WHAT THIS TASK INVOLVES:
Turn every line of the material below into a Markdown table with the columns Number and Record line, numbering the rows in order and omitting blank lines.

Layout region records:
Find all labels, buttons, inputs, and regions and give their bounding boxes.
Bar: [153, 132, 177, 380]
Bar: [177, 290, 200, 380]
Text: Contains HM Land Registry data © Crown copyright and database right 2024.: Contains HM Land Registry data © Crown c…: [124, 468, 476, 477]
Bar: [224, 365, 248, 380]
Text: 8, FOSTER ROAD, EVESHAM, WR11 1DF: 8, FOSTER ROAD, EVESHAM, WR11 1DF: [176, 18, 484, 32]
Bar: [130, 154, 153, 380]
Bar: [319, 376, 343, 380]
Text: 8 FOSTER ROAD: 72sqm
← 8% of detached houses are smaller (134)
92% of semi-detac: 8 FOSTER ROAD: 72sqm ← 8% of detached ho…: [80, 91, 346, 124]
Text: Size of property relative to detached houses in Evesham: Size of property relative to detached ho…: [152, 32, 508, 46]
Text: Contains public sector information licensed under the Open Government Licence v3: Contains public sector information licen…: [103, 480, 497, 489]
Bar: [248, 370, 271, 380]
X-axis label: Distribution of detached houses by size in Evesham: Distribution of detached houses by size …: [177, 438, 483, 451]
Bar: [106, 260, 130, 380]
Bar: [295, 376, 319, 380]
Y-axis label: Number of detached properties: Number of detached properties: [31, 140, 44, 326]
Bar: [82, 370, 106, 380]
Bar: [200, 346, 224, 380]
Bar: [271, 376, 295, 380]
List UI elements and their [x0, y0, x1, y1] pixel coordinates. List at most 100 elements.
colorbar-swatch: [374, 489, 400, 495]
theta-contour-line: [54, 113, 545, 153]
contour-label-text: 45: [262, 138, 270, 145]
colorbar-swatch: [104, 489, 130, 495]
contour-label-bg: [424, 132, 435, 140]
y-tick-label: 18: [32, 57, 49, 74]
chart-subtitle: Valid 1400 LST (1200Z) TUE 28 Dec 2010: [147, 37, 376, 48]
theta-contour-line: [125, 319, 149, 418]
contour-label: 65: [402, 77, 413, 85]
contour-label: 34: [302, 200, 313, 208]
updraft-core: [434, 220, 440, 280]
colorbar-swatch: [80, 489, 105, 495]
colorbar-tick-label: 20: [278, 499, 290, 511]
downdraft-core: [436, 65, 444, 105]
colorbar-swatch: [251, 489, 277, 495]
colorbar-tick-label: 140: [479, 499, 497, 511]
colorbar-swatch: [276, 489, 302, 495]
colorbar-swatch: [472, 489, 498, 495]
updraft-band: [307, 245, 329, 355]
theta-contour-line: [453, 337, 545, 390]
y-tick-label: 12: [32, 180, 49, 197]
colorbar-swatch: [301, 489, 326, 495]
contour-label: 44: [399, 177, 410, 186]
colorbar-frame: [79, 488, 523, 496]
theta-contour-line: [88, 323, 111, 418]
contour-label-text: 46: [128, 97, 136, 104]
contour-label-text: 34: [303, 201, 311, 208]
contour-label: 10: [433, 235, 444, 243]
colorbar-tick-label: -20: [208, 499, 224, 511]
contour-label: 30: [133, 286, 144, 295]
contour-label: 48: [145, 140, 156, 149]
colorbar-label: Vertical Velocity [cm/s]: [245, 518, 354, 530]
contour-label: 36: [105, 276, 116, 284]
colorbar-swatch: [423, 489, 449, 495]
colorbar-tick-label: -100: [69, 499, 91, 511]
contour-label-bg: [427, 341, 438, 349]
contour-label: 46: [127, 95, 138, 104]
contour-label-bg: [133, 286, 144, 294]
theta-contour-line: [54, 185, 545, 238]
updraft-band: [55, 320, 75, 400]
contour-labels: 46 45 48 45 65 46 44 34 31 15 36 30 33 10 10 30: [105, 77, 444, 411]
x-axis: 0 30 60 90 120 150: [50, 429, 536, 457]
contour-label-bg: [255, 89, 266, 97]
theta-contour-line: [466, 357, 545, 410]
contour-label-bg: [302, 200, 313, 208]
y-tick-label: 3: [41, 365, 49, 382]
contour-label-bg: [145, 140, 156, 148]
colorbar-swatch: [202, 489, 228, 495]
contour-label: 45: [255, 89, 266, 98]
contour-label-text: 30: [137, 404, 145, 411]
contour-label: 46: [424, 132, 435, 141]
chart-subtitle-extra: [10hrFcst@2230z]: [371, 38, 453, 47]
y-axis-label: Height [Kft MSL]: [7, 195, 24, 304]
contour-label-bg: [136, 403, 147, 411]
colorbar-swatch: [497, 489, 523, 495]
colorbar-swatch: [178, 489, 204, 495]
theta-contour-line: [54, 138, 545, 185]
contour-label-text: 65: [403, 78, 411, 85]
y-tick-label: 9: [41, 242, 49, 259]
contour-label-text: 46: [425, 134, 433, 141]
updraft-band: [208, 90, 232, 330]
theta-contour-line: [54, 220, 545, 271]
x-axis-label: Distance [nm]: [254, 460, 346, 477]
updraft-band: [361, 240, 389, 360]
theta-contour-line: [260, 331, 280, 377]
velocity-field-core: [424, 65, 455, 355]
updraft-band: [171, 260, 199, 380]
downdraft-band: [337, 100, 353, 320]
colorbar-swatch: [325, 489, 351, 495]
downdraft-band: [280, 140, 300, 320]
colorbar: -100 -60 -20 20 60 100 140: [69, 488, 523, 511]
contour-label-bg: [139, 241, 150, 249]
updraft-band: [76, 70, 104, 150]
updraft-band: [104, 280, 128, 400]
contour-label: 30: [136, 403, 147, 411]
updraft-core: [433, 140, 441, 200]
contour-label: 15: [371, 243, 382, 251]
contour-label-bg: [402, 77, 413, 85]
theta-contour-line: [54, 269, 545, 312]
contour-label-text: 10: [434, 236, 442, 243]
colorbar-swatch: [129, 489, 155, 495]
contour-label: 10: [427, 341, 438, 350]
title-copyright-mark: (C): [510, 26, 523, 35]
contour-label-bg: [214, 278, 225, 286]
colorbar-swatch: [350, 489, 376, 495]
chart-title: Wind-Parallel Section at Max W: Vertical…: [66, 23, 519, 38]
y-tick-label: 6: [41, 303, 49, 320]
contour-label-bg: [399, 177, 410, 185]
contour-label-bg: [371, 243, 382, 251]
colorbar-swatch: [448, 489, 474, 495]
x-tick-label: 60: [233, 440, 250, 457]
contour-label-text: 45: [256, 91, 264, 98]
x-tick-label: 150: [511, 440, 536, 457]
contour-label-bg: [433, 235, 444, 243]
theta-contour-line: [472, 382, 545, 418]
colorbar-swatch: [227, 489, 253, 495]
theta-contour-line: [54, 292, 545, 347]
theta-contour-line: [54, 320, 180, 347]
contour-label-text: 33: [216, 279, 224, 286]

SOLUTION TO THE PROBLEM:
| Number | Record line |
|---|---|
| 1 | Find all labels, buttons, inputs, and regions and give their bounding boxes. |
| 2 | Bar: [153, 132, 177, 380] |
| 3 | Bar: [177, 290, 200, 380] |
| 4 | Text: Contains HM Land Registry data © Crown copyright and database right 2024.: Contains HM Land Registry data © Crown c…: [124, 468, 476, 477] |
| 5 | Bar: [224, 365, 248, 380] |
| 6 | Text: 8, FOSTER ROAD, EVESHAM, WR11 1DF: 8, FOSTER ROAD, EVESHAM, WR11 1DF: [176, 18, 484, 32] |
| 7 | Bar: [130, 154, 153, 380] |
| 8 | Bar: [319, 376, 343, 380] |
| 9 | Text: 8 FOSTER ROAD: 72sqm |
| 10 | ← 8% of detached houses are smaller (134) |
| 11 | 92% of semi-detac: 8 FOSTER ROAD: 72sqm ← 8% of detached ho…: [80, 91, 346, 124] |
| 12 | Text: Size of property relative to detached houses in Evesham: Size of property relative to detached ho…: [152, 32, 508, 46] |
| 13 | Text: Contains public sector information licensed under the Open Government Licence v3: Contains public sector information licen…: [103, 480, 497, 489] |
| 14 | Bar: [248, 370, 271, 380] |
| 15 | X-axis label: Distribution of detached houses by size in Evesham: Distribution of detached houses by size …: [177, 438, 483, 451] |
| 16 | Bar: [106, 260, 130, 380] |
| 17 | Bar: [295, 376, 319, 380] |
| 18 | Y-axis label: Number of detached properties: Number of detached properties: [31, 140, 44, 326] |
| 19 | Bar: [82, 370, 106, 380] |
| 20 | Bar: [200, 346, 224, 380] |
| 21 | Bar: [271, 376, 295, 380] |
| 22 | List UI elements and their [x0, y0, x1, y1] pixel coordinates. List at most 100 elements. |
| 23 | colorbar-swatch: [374, 489, 400, 495] |
| 24 | theta-contour-line: [54, 113, 545, 153] |
| 25 | contour-label-text: 45: [262, 138, 270, 145] |
| 26 | colorbar-swatch: [104, 489, 130, 495] |
| 27 | contour-label-bg: [424, 132, 435, 140] |
| 28 | y-tick-label: 18: [32, 57, 49, 74] |
| 29 | chart-subtitle: Valid 1400 LST (1200Z) TUE 28 Dec 2010: [147, 37, 376, 48] |
| 30 | theta-contour-line: [125, 319, 149, 418] |
| 31 | contour-label: 65: [402, 77, 413, 85] |
| 32 | contour-label: 34: [302, 200, 313, 208] |
| 33 | updraft-core: [434, 220, 440, 280] |
| 34 | colorbar-swatch: [80, 489, 105, 495] |
| 35 | colorbar-tick-label: 20: [278, 499, 290, 511] |
| 36 | downdraft-core: [436, 65, 444, 105] |
| 37 | colorbar-swatch: [251, 489, 277, 495] |
| 38 | colorbar-tick-label: 140: [479, 499, 497, 511] |
| 39 | colorbar-swatch: [276, 489, 302, 495] |
| 40 | colorbar-swatch: [472, 489, 498, 495] |
| 41 | updraft-band: [307, 245, 329, 355] |
| 42 | theta-contour-line: [453, 337, 545, 390] |
| 43 | y-tick-label: 12: [32, 180, 49, 197] |
| 44 | colorbar-swatch: [301, 489, 326, 495] |
| 45 | contour-label: 44: [399, 177, 410, 186] |
| 46 | colorbar-frame: [79, 488, 523, 496] |
| 47 | theta-contour-line: [88, 323, 111, 418] |
| 48 | contour-label-text: 46: [128, 97, 136, 104] |
| 49 | contour-label-text: 34: [303, 201, 311, 208] |
| 50 | contour-label: 10: [433, 235, 444, 243] |
| 51 | colorbar-tick-label: -20: [208, 499, 224, 511] |
| 52 | contour-label: 30: [133, 286, 144, 295] |
| 53 | contour-label: 48: [145, 140, 156, 149] |
| 54 | colorbar-label: Vertical Velocity [cm/s]: [245, 518, 354, 530] |
| 55 | contour-label: 36: [105, 276, 116, 284] |
| 56 | colorbar-swatch: [423, 489, 449, 495] |
| 57 | colorbar-tick-label: -100: [69, 499, 91, 511] |
| 58 | contour-label-bg: [427, 341, 438, 349] |
| 59 | contour-label: 46: [127, 95, 138, 104] |
| 60 | contour-label-bg: [133, 286, 144, 294] |
| 61 | theta-contour-line: [54, 185, 545, 238] |
| 62 | updraft-band: [55, 320, 75, 400] |
| 63 | contour-labels: 46 45 48 45 65 46 44 34 31 15 36 30 33 10 10 30: [105, 77, 444, 411] |
| 64 | x-axis: 0 30 60 90 120 150: [50, 429, 536, 457] |
| 65 | contour-label-bg: [255, 89, 266, 97] |
| 66 | theta-contour-line: [466, 357, 545, 410] |
| 67 | contour-label-bg: [302, 200, 313, 208] |
| 68 | y-tick-label: 3: [41, 365, 49, 382] |
| 69 | contour-label-bg: [145, 140, 156, 148] |
| 70 | colorbar-swatch: [202, 489, 228, 495] |
| 71 | contour-label: 45: [255, 89, 266, 98] |
| 72 | contour-label-text: 30: [137, 404, 145, 411] |
| 73 | contour-label: 46: [424, 132, 435, 141] |
| 74 | chart-subtitle-extra: [10hrFcst@2230z]: [371, 38, 453, 47] |
| 75 | y-axis-label: Height [Kft MSL]: [7, 195, 24, 304] |
| 76 | contour-label-bg: [136, 403, 147, 411] |
| 77 | colorbar-swatch: [497, 489, 523, 495] |
| 78 | colorbar-swatch: [178, 489, 204, 495] |
| 79 | theta-contour-line: [54, 138, 545, 185] |
| 80 | contour-label-text: 65: [403, 78, 411, 85] |
| 81 | y-tick-label: 9: [41, 242, 49, 259] |
| 82 | contour-label-text: 46: [425, 134, 433, 141] |
| 83 | updraft-band: [208, 90, 232, 330] |
| 84 | theta-contour-line: [54, 220, 545, 271] |
| 85 | x-axis-label: Distance [nm]: [254, 460, 346, 477] |
| 86 | updraft-band: [361, 240, 389, 360] |
| 87 | theta-contour-line: [260, 331, 280, 377] |
| 88 | velocity-field-core: [424, 65, 455, 355] |
| 89 | updraft-band: [171, 260, 199, 380] |
| 90 | downdraft-band: [337, 100, 353, 320] |
| 91 | colorbar-swatch: [325, 489, 351, 495] |
| 92 | downdraft-band: [280, 140, 300, 320] |
| 93 | colorbar: -100 -60 -20 20 60 100 140: [69, 488, 523, 511] |
| 94 | contour-label-bg: [139, 241, 150, 249] |
| 95 | updraft-band: [76, 70, 104, 150] |
| 96 | updraft-band: [104, 280, 128, 400] |
| 97 | contour-label: 30: [136, 403, 147, 411] |
| 98 | updraft-core: [433, 140, 441, 200] |
| 99 | contour-label: 15: [371, 243, 382, 251] |
| 100 | contour-label-bg: [402, 77, 413, 85] |
| 101 | theta-contour-line: [54, 269, 545, 312] |
| 102 | contour-label-text: 10: [434, 236, 442, 243] |
| 103 | colorbar-swatch: [129, 489, 155, 495] |
| 104 | contour-label: 10: [427, 341, 438, 350] |
| 105 | title-copyright-mark: (C): [510, 26, 523, 35] |
| 106 | contour-label-bg: [214, 278, 225, 286] |
| 107 | colorbar-swatch: [350, 489, 376, 495] |
| 108 | chart-title: Wind-Parallel Section at Max W: Vertical…: [66, 23, 519, 38] |
| 109 | y-tick-label: 6: [41, 303, 49, 320] |
| 110 | contour-label-bg: [399, 177, 410, 185] |
| 111 | contour-label-bg: [371, 243, 382, 251] |
| 112 | colorbar-swatch: [448, 489, 474, 495] |
| 113 | x-tick-label: 60: [233, 440, 250, 457] |
| 114 | contour-label-text: 45: [256, 91, 264, 98] |
| 115 | x-tick-label: 150: [511, 440, 536, 457] |
| 116 | contour-label-bg: [433, 235, 444, 243] |
| 117 | theta-contour-line: [472, 382, 545, 418] |
| 118 | colorbar-swatch: [227, 489, 253, 495] |
| 119 | theta-contour-line: [54, 292, 545, 347] |
| 120 | theta-contour-line: [54, 320, 180, 347] |
| 121 | contour-label-text: 33: [216, 279, 224, 286] |